Listed entries:
(begin)
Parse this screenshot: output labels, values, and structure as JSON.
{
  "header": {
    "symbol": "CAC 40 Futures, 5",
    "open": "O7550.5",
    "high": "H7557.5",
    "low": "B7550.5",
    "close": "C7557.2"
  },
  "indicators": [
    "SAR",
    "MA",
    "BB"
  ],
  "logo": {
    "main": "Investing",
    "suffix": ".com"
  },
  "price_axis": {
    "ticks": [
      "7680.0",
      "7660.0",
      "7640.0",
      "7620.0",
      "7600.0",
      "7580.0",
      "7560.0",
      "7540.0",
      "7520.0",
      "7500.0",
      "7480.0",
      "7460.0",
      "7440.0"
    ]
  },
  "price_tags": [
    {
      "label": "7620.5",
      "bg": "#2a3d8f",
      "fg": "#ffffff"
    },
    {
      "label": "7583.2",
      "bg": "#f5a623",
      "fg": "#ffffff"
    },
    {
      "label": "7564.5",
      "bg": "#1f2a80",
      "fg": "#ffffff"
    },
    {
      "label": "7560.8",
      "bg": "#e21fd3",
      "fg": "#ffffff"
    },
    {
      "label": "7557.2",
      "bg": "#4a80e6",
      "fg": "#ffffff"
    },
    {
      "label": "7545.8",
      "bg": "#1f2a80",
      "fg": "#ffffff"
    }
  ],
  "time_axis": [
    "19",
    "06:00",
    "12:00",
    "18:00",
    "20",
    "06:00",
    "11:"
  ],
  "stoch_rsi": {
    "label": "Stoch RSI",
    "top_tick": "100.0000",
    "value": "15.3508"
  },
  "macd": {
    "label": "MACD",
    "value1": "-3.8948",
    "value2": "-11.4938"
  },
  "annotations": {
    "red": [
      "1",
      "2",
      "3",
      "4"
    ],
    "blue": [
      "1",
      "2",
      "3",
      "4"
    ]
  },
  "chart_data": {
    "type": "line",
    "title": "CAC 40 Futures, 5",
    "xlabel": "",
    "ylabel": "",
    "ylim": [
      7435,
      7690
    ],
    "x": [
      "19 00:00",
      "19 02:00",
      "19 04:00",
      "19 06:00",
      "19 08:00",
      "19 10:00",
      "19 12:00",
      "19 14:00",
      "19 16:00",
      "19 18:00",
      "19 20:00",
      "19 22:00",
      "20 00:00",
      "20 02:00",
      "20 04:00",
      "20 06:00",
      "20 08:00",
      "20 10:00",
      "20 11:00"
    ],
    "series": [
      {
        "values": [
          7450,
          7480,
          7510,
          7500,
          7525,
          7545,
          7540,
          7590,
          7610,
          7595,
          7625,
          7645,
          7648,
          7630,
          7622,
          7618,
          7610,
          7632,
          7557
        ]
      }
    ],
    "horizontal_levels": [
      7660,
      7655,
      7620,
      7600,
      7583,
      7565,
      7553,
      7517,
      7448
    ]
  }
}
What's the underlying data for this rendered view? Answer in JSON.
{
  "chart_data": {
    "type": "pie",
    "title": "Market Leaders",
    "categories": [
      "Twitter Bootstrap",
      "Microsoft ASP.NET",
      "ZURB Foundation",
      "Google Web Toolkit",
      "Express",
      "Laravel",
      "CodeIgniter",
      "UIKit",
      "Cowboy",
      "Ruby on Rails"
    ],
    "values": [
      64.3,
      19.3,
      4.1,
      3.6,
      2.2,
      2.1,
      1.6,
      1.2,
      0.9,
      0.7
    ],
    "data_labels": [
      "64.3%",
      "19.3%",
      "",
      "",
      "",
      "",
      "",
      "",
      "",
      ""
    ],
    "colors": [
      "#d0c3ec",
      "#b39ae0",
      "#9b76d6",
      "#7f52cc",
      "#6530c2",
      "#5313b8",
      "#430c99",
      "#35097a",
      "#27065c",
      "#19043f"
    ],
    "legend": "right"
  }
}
(end)
The records above should be returned exactly.

Parse this screenshot: output labels, values, and structure as JSON.
{
  "header": {
    "symbol": "CAC 40 Futures, 5",
    "open": "O7550.5",
    "high": "H7557.5",
    "low": "B7550.5",
    "close": "C7557.2"
  },
  "indicators": [
    "SAR",
    "MA",
    "BB"
  ],
  "logo": {
    "main": "Investing",
    "suffix": ".com"
  },
  "price_axis": {
    "ticks": [
      "7680.0",
      "7660.0",
      "7640.0",
      "7620.0",
      "7600.0",
      "7580.0",
      "7560.0",
      "7540.0",
      "7520.0",
      "7500.0",
      "7480.0",
      "7460.0",
      "7440.0"
    ]
  },
  "price_tags": [
    {
      "label": "7620.5",
      "bg": "#2a3d8f",
      "fg": "#ffffff"
    },
    {
      "label": "7583.2",
      "bg": "#f5a623",
      "fg": "#ffffff"
    },
    {
      "label": "7564.5",
      "bg": "#1f2a80",
      "fg": "#ffffff"
    },
    {
      "label": "7560.8",
      "bg": "#e21fd3",
      "fg": "#ffffff"
    },
    {
      "label": "7557.2",
      "bg": "#4a80e6",
      "fg": "#ffffff"
    },
    {
      "label": "7545.8",
      "bg": "#1f2a80",
      "fg": "#ffffff"
    }
  ],
  "time_axis": [
    "19",
    "06:00",
    "12:00",
    "18:00",
    "20",
    "06:00",
    "11:"
  ],
  "stoch_rsi": {
    "label": "Stoch RSI",
    "top_tick": "100.0000",
    "value": "15.3508"
  },
  "macd": {
    "label": "MACD",
    "value1": "-3.8948",
    "value2": "-11.4938"
  },
  "annotations": {
    "red": [
      "1",
      "2",
      "3",
      "4"
    ],
    "blue": [
      "1",
      "2",
      "3",
      "4"
    ]
  },
  "chart_data": {
    "type": "line",
    "title": "CAC 40 Futures, 5",
    "xlabel": "",
    "ylabel": "",
    "ylim": [
      7435,
      7690
    ],
    "x": [
      "19 00:00",
      "19 02:00",
      "19 04:00",
      "19 06:00",
      "19 08:00",
      "19 10:00",
      "19 12:00",
      "19 14:00",
      "19 16:00",
      "19 18:00",
      "19 20:00",
      "19 22:00",
      "20 00:00",
      "20 02:00",
      "20 04:00",
      "20 06:00",
      "20 08:00",
      "20 10:00",
      "20 11:00"
    ],
    "series": [
      {
        "values": [
          7450,
          7480,
          7510,
          7500,
          7525,
          7545,
          7540,
          7590,
          7610,
          7595,
          7625,
          7645,
          7648,
          7630,
          7622,
          7618,
          7610,
          7632,
          7557
        ]
      }
    ],
    "horizontal_levels": [
      7660,
      7655,
      7620,
      7600,
      7583,
      7565,
      7553,
      7517,
      7448
    ]
  }
}
What's the underlying data for this rendered view? Answer in JSON.
{
  "chart_data": {
    "type": "pie",
    "title": "Market Leaders",
    "categories": [
      "Twitter Bootstrap",
      "Microsoft ASP.NET",
      "ZURB Foundation",
      "Google Web Toolkit",
      "Express",
      "Laravel",
      "CodeIgniter",
      "UIKit",
      "Cowboy",
      "Ruby on Rails"
    ],
    "values": [
      64.3,
      19.3,
      4.1,
      3.6,
      2.2,
      2.1,
      1.6,
      1.2,
      0.9,
      0.7
    ],
    "data_labels": [
      "64.3%",
      "19.3%",
      "",
      "",
      "",
      "",
      "",
      "",
      "",
      ""
    ],
    "colors": [
      "#d0c3ec",
      "#b39ae0",
      "#9b76d6",
      "#7f52cc",
      "#6530c2",
      "#5313b8",
      "#430c99",
      "#35097a",
      "#27065c",
      "#19043f"
    ],
    "legend": "right"
  }
}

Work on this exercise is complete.